AIM OF THE EXERCISE: Using the listing below, extract each line that has the word "комплекса" in it.

Data entries
-- start --

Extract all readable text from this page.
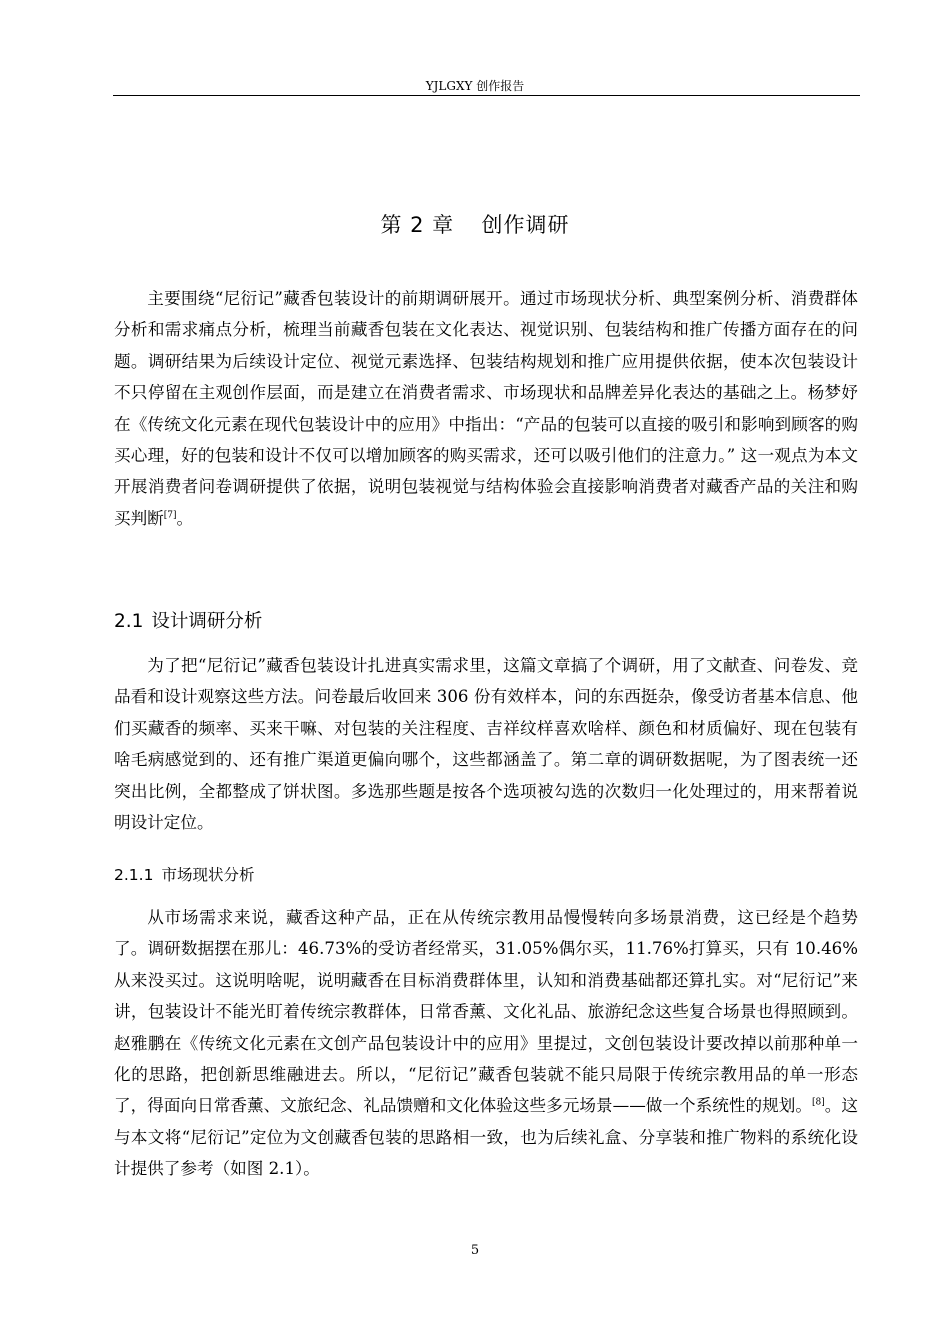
YJLGXY 创作报告
第 2 章 创作调研

主要围绕“尼衍记”藏香包装设计的前期调研展开。通过市场现状分析、典型案例分析、消费群体分析和需求痛点分析，梳理当前藏香包装在文化表达、视觉识别、包装结构和推广传播方面存在的问题。调研结果为后续设计定位、视觉元素选择、包装结构规划和推广应用提供依据，使本次包装设计不只停留在主观创作层面，而是建立在消费者需求、市场现状和品牌差异化表达的基础之上。杨梦妤在《传统文化元素在现代包装设计中的应用》中指出：“产品的包装可以直接的吸引和影响到顾客的购买心理，好的包装和设计不仅可以增加顾客的购买需求，还可以吸引他们的注意力。” 这一观点为本文开展消费者问卷调研提供了依据，说明包装视觉与结构体验会直接影响消费者对藏香产品的关注和购买判断[7]。

2.1 设计调研分析

为了把“尼衍记”藏香包装设计扎进真实需求里，这篇文章搞了个调研，用了文献查、问卷发、竞品看和设计观察这些方法。问卷最后收回来 306 份有效样本，问的东西挺杂，像受访者基本信息、他们买藏香的频率、买来干嘛、对包装的关注程度、吉祥纹样喜欢啥样、颜色和材质偏好、现在包装有啥毛病感觉到的、还有推广渠道更偏向哪个，这些都涵盖了。第二章的调研数据呢，为了图表统一还突出比例，全都整成了饼状图。多选那些题是按各个选项被勾选的次数归一化处理过的，用来帮着说明设计定位。

2.1.1 市场现状分析

从市场需求来说，藏香这种产品，正在从传统宗教用品慢慢转向多场景消费，这已经是个趋势了。调研数据摆在那儿：46.73%的受访者经常买，31.05%偶尔买，11.76%打算买，只有 10.46%从来没买过。这说明啥呢，说明藏香在目标消费群体里，认知和消费基础都还算扎实。对“尼衍记”来讲，包装设计不能光盯着传统宗教群体，日常香薰、文化礼品、旅游纪念这些复合场景也得照顾到。赵雅鹏在《传统文化元素在文创产品包装设计中的应用》里提过，文创包装设计要改掉以前那种单一化的思路，把创新思维融进去。所以，“尼衍记”藏香包装就不能只局限于传统宗教用品的单一形态了，得面向日常香薰、文旅纪念、礼品馈赠和文化体验这些多元场景——做一个系统性的规划。[8]。这与本文将“尼衍记”定位为文创藏香包装的思路相一致，也为后续礼盒、分享装和推广物料的系统化设计提供了参考（如图 2.1）。

5
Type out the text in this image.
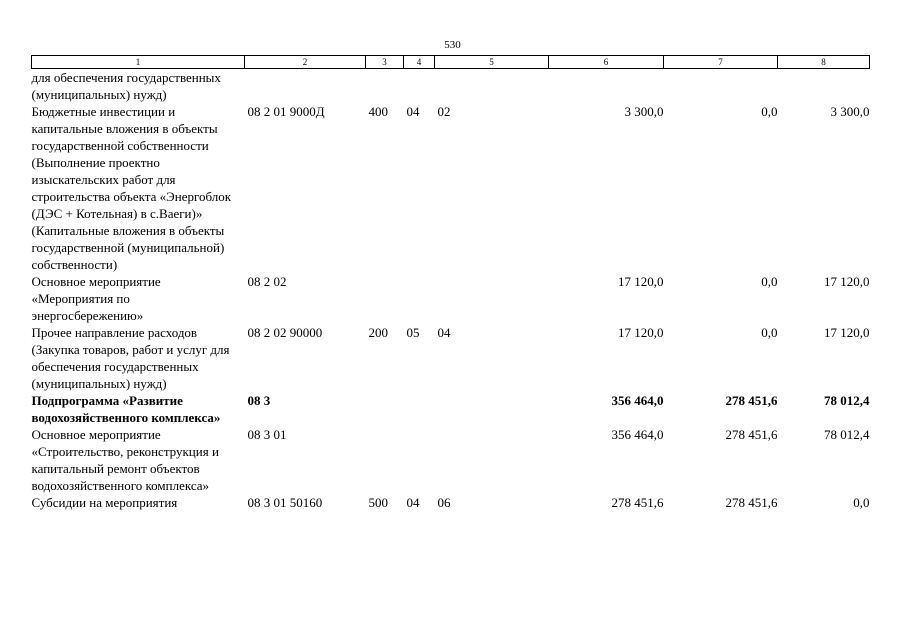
530
1	2	3	4	5	6	7	8
для обеспечения государственных (муниципальных) нужд)							
Бюджетные инвестиции и капитальные вложения в объекты государственной собственности (Выполнение проектно изыскательских работ для строительства объекта «Энергоблок (ДЭС + Котельная) в с.Ваеги)» (Капитальные вложения в объекты государственной (муниципальной) собственности)	08 2 01 9000Д	400	04	02	3 300,0	0,0	3 300,0
Основное мероприятие «Мероприятия по энергосбережению»	08 2 02				17 120,0	0,0	17 120,0
Прочее направление расходов (Закупка товаров, работ и услуг для обеспечения государственных (муниципальных) нужд)	08 2 02 90000	200	05	04	17 120,0	0,0	17 120,0
Подпрограмма «Развитие водохозяйственного комплекса»	08 3				356 464,0	278 451,6	78 012,4
Основное мероприятие «Строительство, реконструкция и капитальный ремонт объектов водохозяйственного комплекса»	08 3 01				356 464,0	278 451,6	78 012,4
Субсидии на мероприятия	08 3 01 50160	500	04	06	278 451,6	278 451,6	0,0
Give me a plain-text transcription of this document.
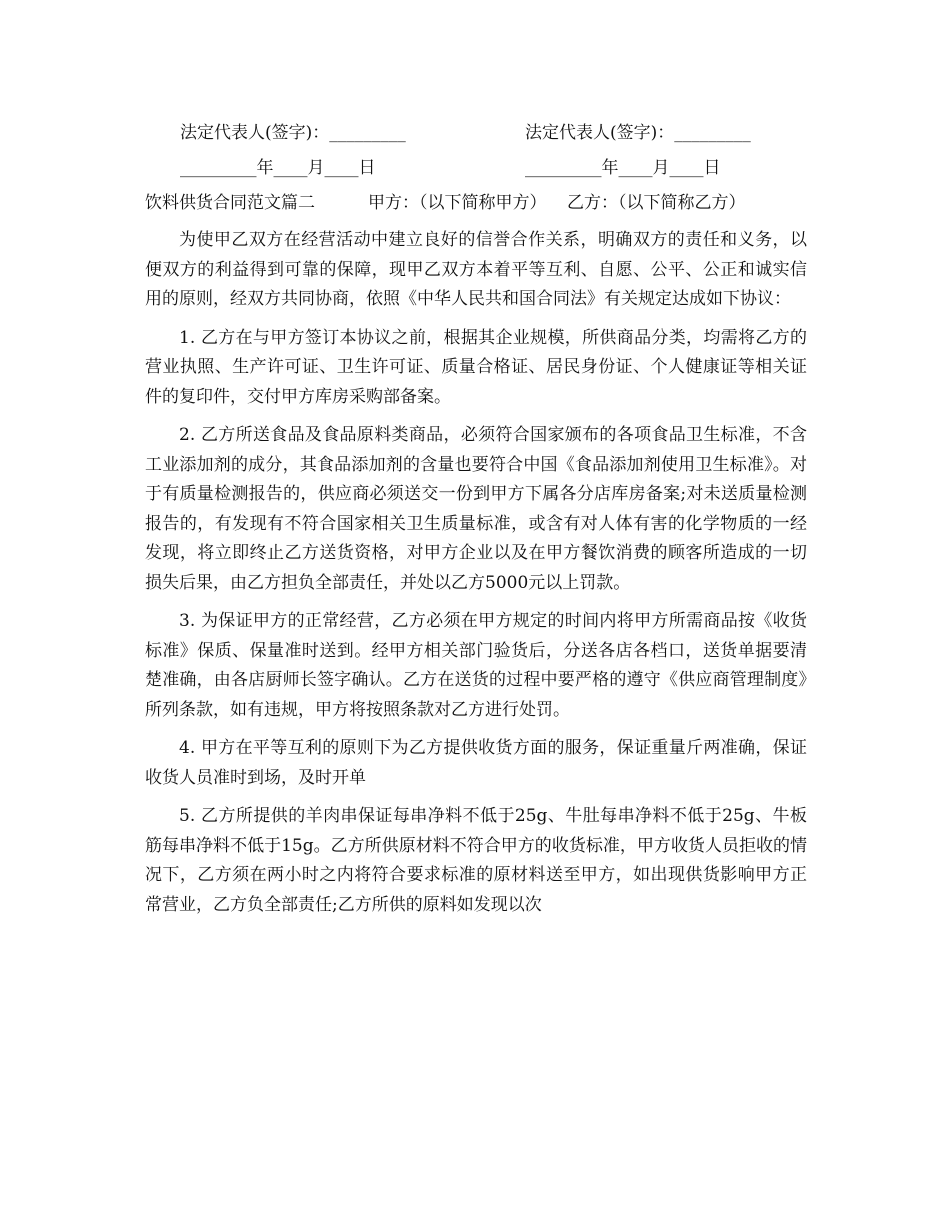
法定代表人(签字)：_________	法定代表人(签字)：_________
_________年____月____日	_________年____月____日
饮料供货合同范文篇二	甲方：（以下简称甲方） 乙方：（以下简称乙方）

为使甲乙双方在经营活动中建立良好的信誉合作关系，明确双方的责任和义务，以便双方的利益得到可靠的保障，现甲乙双方本着平等互利、自愿、公平、公正和诚实信用的原则，经双方共同协商，依照《中华人民共和国合同法》有关规定达成如下协议：

1. 乙方在与甲方签订本协议之前，根据其企业规模，所供商品分类，均需将乙方的营业执照、生产许可证、卫生许可证、质量合格证、居民身份证、个人健康证等相关证件的复印件，交付甲方库房采购部备案。

2. 乙方所送食品及食品原料类商品，必须符合国家颁布的各项食品卫生标准，不含工业添加剂的成分，其食品添加剂的含量也要符合中国《食品添加剂使用卫生标准》。对于有质量检测报告的，供应商必须送交一份到甲方下属各分店库房备案;对未送质量检测报告的，有发现有不符合国家相关卫生质量标准，或含有对人体有害的化学物质的一经发现，将立即终止乙方送货资格，对甲方企业以及在甲方餐饮消费的顾客所造成的一切损失后果，由乙方担负全部责任，并处以乙方5000元以上罚款。

3. 为保证甲方的正常经营，乙方必须在甲方规定的时间内将甲方所需商品按《收货标准》保质、保量准时送到。经甲方相关部门验货后，分送各店各档口，送货单据要清楚准确，由各店厨师长签字确认。乙方在送货的过程中要严格的遵守《供应商管理制度》所列条款，如有违规，甲方将按照条款对乙方进行处罚。

4. 甲方在平等互利的原则下为乙方提供收货方面的服务，保证重量斤两准确，保证收货人员准时到场，及时开单

5. 乙方所提供的羊肉串保证每串净料不低于25g、牛肚每串净料不低于25g、牛板筋每串净料不低于15g。乙方所供原材料不符合甲方的收货标准，甲方收货人员拒收的情况下，乙方须在两小时之内将符合要求标准的原材料送至甲方，如出现供货影响甲方正常营业，乙方负全部责任;乙方所供的原料如发现以次
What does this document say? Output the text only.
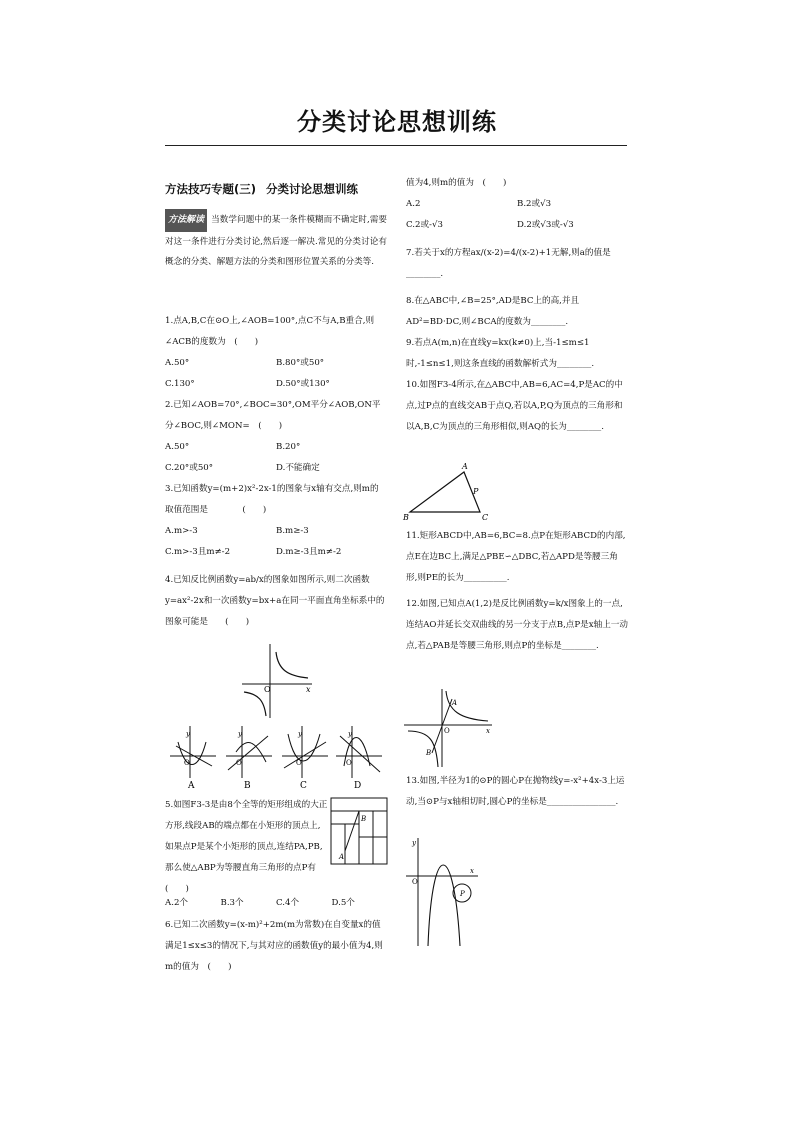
分类讨论思想训练
方法技巧专题(三) 分类讨论思想训练
方法解读 当数学问题中的某一条件模糊而不确定时,需要对这一条件进行分类讨论,然后逐一解决.常见的分类讨论有概念的分类、解题方法的分类和图形位置关系的分类等.

1.点A,B,C在⊙O上,∠AOB=100°,点C不与A,B重合,则∠ACB的度数为　(　　)

A.50°	B.80°或50°
C.130°	D.50°或130°

2.已知∠AOB=70°,∠BOC=30°,OM平分∠AOB,ON平分∠BOC,则∠MON=　(　　)

A.50°	B.20°
C.20°或50°	D.不能确定

3.已知函数y=(m+2)x²-2x-1的图象与x轴有交点,则m的取值范围是　　　　(　　)

A.m>-3	B.m≥-3
C.m>-3且m≠-2	D.m≥-3且m≠-2

4.已知反比例函数y=ab/x的图象如图所示,则二次函数y=ax²-2x和一次函数y=bx+a在同一平面直角坐标系中的图象可能是　　(　　)

O	x
y
O
A
y
O
B
y
O
C
y
O
D

5.如图F3-3是由8个全等的矩形组成的大正方形,线段AB的端点都在小矩形的顶点上,如果点P是某个小矩形的顶点,连结PA,PB,那么使△ABP为等腰直角三角形的点P有　　(　　)

A.2个	B.3个	C.4个	D.5个
B
A

6.已知二次函数y=(x-m)²+2m(m为常数)在自变量x的值满足1≤x≤3的情况下,与其对应的函数值y的最小值为4,则m的值为　(　　)

值为4,则m的值为　(　　)

A.2	B.2或√3
C.2或-√3	D.2或√3或-√3

7.若关于x的方程ax/(x-2)=4/(x-2)+1无解,则a的值是________.

8.在△ABC中,∠B=25°,AD是BC上的高,并且AD²=BD·DC,则∠BCA的度数为________.

9.若点A(m,n)在直线y=kx(k≠0)上,当-1≤m≤1时,-1≤n≤1,则这条直线的函数解析式为________.

10.如图F3-4所示,在△ABC中,AB=6,AC=4,P是AC的中点,过P点的直线交AB于点Q,若以A,P,Q为顶点的三角形和以A,B,C为顶点的三角形相似,则AQ的长为________.

A
B	C
P

11.矩形ABCD中,AB=6,BC=8.点P在矩形ABCD的内部,点E在边BC上,满足△PBE∽△DBC,若△APD是等腰三角形,则PE的长为__________.

12.如图,已知点A(1,2)是反比例函数y=k/x图象上的一点,连结AO并延长交双曲线的另一分支于点B,点P是x轴上一动点,若△PAB是等腰三角形,则点P的坐标是________.

A
B
O	x

13.如图,半径为1的⊙P的圆心P在抛物线y=-x²+4x-3上运动,当⊙P与x轴相切时,圆心P的坐标是________________.

P
O
x
y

-- end --

TASK RESULT:
Подпрограмма «Развитие водохозяйственного комплекса»	08 3				356 464,0	278 451,6	78 012,4
Основное мероприятие «Строительство, реконструкция и капитальный ремонт объектов водохозяйственного комплекса»	08 3 01				356 464,0	278 451,6	78 012,4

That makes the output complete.